:: Passage fourni ::
Actuellement, l’AP traverse une crise
économique, et il y a beaucoup de débats
sur la possibilité de dissoudre cette AP
afin de mettre Israël devant ses
responsabilités comme un Etat qui occupe
les territoires palestiniens. L’OLP
restera une organisation qui représente
les Palestiniens à l’extérieur comme à
l’intérieur, par contre l’AP est là pour
s’occuper des Palestiniens de Ghaza et
Cisjordanie. Parmi les points de
divergences entre les deux partis
rivaux, le Fatah et le Hamas, ce sont
les réformes au sein de l’OLP et
l’AP.
La NR/ En dépit de
la signature d’un accord à Doha entre
Mahmoud Abbas et Khaled Mechaal le 6
février dernier, « la dernière série de
négociations entre le Fatah et le Hamas
a complètement échoué à combler le fossé
entre les deux organisations rivales »,
écrivait récemment un analyste
palestinien. Quels seraient d’après-vous
ces points de divergences qui pourraient
éventuellement faire obstacle à cette
réconciliation.
Les obstacles à
cette réconciliation se résument dans
les points suivants :
- Il
n’y a pas une vraie volonté, de la part
des deux partis, d’avancer dans la
réconciliation
- Les
deux partis ont des projets différents
et des programmes opposés
- Il y
a une pression extérieure de la part des
pays et des organisations sur les deux
partis pour ne pas avancer dans la
réconciliation et cela pour des intérêts
régionaux et stratégiques.
- Les
deux partis ont compris que le peuple ne
bouge pas assez pour exiger cette
réconciliation, mais surtout qu’il n’y a
pas un troisième projet alternatif qui
pourra les remplacer.
- Les
deux partis veulent garder et maintenir
leur pouvoir, à Ghaza pour le Hamas et
en Cisjordanie pour le Fatah.

:: Données fournies ::
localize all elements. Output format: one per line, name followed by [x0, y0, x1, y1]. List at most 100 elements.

---

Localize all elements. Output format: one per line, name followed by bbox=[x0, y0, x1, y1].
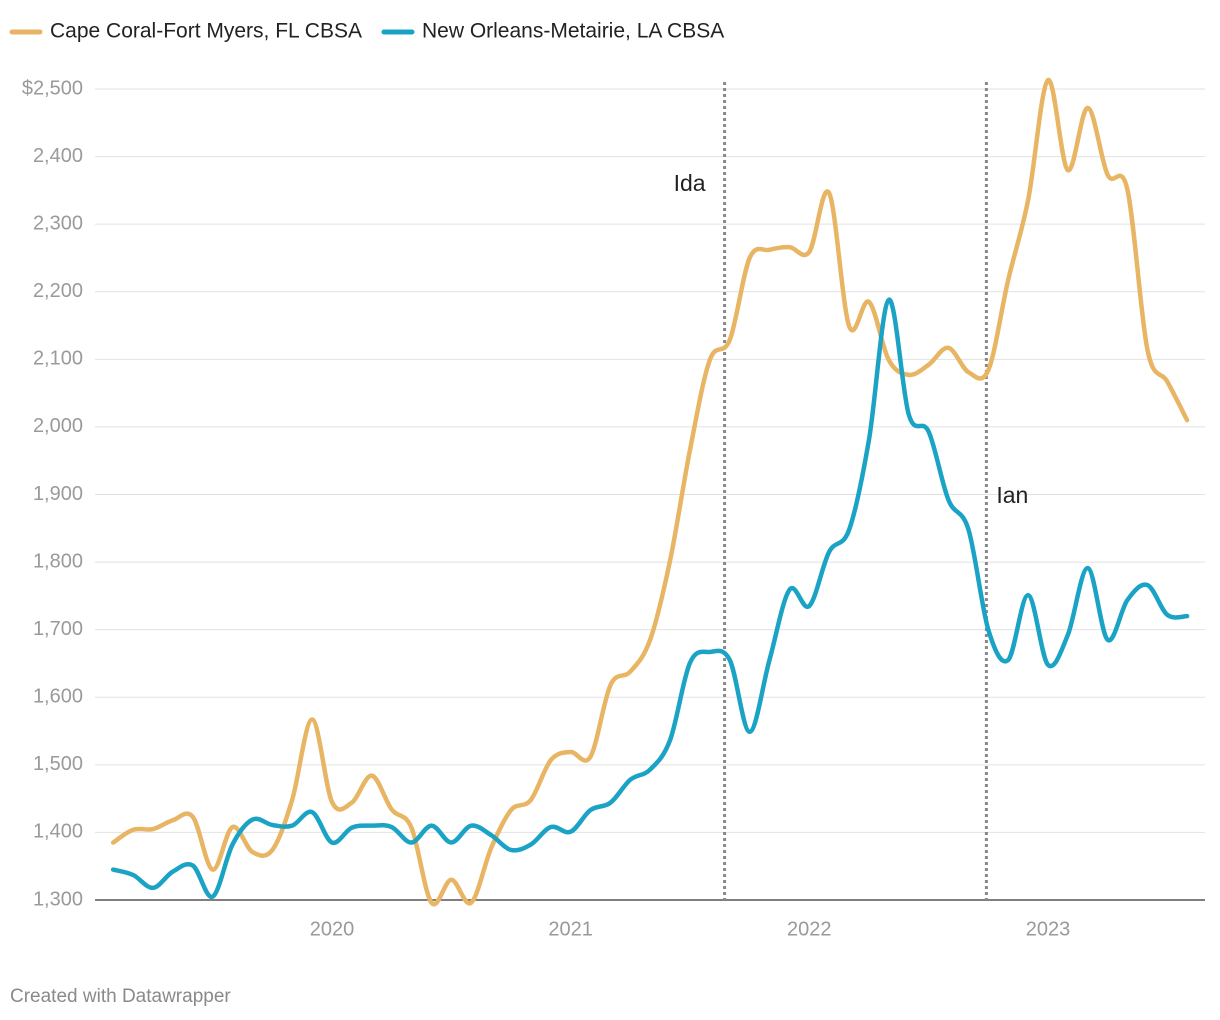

--

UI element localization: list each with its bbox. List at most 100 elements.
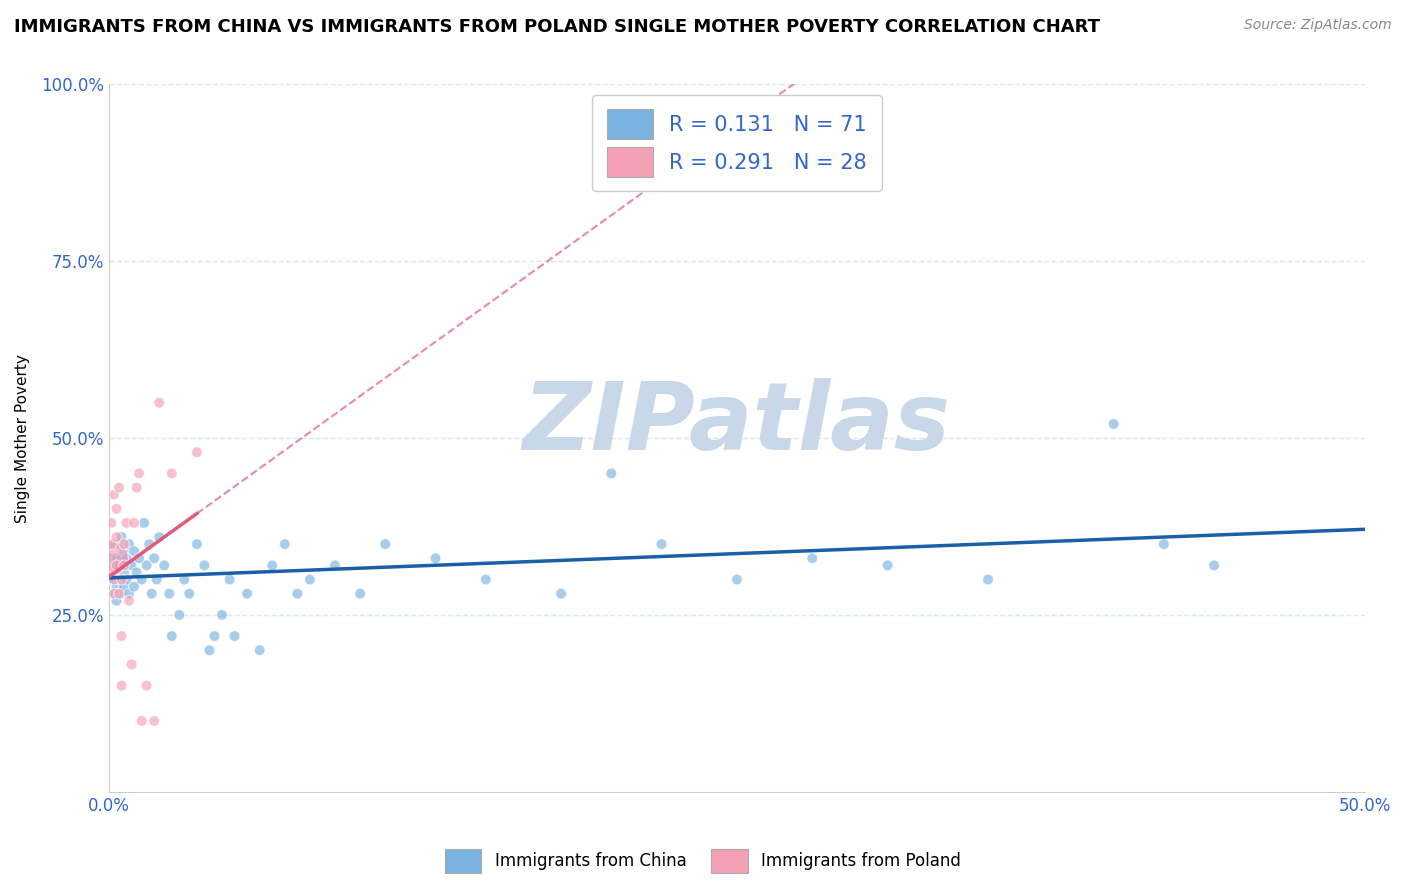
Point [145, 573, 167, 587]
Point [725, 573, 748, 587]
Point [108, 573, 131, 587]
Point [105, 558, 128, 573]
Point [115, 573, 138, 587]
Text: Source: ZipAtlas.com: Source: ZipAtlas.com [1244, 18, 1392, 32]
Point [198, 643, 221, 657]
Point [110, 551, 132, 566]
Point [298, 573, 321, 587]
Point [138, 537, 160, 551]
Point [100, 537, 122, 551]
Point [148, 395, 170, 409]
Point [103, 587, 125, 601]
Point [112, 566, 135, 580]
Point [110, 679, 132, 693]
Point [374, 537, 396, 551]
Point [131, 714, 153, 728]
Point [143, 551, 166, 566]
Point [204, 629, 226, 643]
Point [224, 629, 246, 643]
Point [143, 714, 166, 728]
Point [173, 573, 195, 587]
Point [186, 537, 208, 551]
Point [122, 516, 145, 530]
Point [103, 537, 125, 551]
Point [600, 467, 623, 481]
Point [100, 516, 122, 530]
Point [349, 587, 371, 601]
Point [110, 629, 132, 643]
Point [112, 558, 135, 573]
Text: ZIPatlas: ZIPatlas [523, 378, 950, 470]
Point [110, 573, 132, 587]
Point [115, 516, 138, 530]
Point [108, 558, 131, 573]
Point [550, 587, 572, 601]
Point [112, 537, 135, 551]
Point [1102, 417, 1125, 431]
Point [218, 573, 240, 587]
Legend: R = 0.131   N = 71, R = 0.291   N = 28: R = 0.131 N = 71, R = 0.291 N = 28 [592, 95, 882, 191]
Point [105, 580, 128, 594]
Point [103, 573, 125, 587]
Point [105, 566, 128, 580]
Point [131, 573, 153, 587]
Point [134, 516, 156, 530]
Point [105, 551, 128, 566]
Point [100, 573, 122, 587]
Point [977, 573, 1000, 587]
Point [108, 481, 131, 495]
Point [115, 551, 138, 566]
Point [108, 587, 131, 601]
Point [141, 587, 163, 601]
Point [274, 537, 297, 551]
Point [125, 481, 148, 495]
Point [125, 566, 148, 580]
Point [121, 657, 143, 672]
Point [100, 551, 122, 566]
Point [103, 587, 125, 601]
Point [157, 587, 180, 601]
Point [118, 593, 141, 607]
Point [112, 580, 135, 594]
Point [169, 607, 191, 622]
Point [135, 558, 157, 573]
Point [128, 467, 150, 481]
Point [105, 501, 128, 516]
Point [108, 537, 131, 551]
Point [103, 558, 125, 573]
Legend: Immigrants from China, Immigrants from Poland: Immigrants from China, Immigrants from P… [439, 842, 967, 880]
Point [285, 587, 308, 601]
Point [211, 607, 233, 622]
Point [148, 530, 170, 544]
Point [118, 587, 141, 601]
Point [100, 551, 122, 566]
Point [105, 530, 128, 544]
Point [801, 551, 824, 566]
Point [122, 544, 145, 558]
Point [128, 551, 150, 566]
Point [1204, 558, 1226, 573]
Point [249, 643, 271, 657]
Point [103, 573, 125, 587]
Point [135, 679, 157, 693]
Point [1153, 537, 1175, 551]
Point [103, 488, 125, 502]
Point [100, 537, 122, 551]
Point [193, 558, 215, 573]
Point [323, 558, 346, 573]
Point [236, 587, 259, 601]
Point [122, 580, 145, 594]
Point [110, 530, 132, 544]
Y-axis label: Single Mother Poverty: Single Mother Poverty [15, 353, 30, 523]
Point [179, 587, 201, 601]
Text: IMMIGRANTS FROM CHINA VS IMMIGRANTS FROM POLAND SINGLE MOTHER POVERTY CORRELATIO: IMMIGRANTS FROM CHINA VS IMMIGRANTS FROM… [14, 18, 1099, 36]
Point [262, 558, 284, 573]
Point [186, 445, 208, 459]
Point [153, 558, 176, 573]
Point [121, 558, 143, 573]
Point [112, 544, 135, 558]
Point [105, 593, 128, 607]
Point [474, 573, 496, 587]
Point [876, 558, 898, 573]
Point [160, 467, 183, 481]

:: Consignes ::
(a) Réécrivez plus brièvement, sans perdre ses faits principaux, le paragraphe du passage fourni qui commence par « Actuellement, l’AP traverse une crise ».
(b) Ces affirmations concordent-elles avec le passage fourni ? Pour chacune, répondez par oui ou par non en citant fidèlement les mots du texte qui tranchent. (i) L’accord de Doha a été signé par Mahmoud Abbas et Khaled Mechaal le 6 février. (ii) Le Hamas maintient son pouvoir en Cisjordanie. (iii) Le peuple se mobilise suffisamment pour exiger la réconciliation.

:: Réponses complètes ::
(a) L’AP connaît une crise économique, et l’on débat de sa possible dissolution afin de mettre Israël, État qui occupe les territoires palestiniens, devant ses responsabilités. L’OLP continuera de représenter les Palestiniens à l’extérieur comme à l’intérieur, tandis que l’AP s’occupe de ceux de Ghaza et de Cisjordanie. Les réformes au sein de l’OLP et de l’AP comptent parmi les points de divergence entre le Fatah et le Hamas.

(b)
(i) Oui : « la signature d’un accord à Doha entre Mahmoud Abbas et Khaled Mechaal le 6 février dernier ».
(ii) Non : « à Ghaza pour le Hamas et en Cisjordanie pour le Fatah ».
(iii) Non : « le peuple ne bouge pas assez pour exiger cette réconciliation ».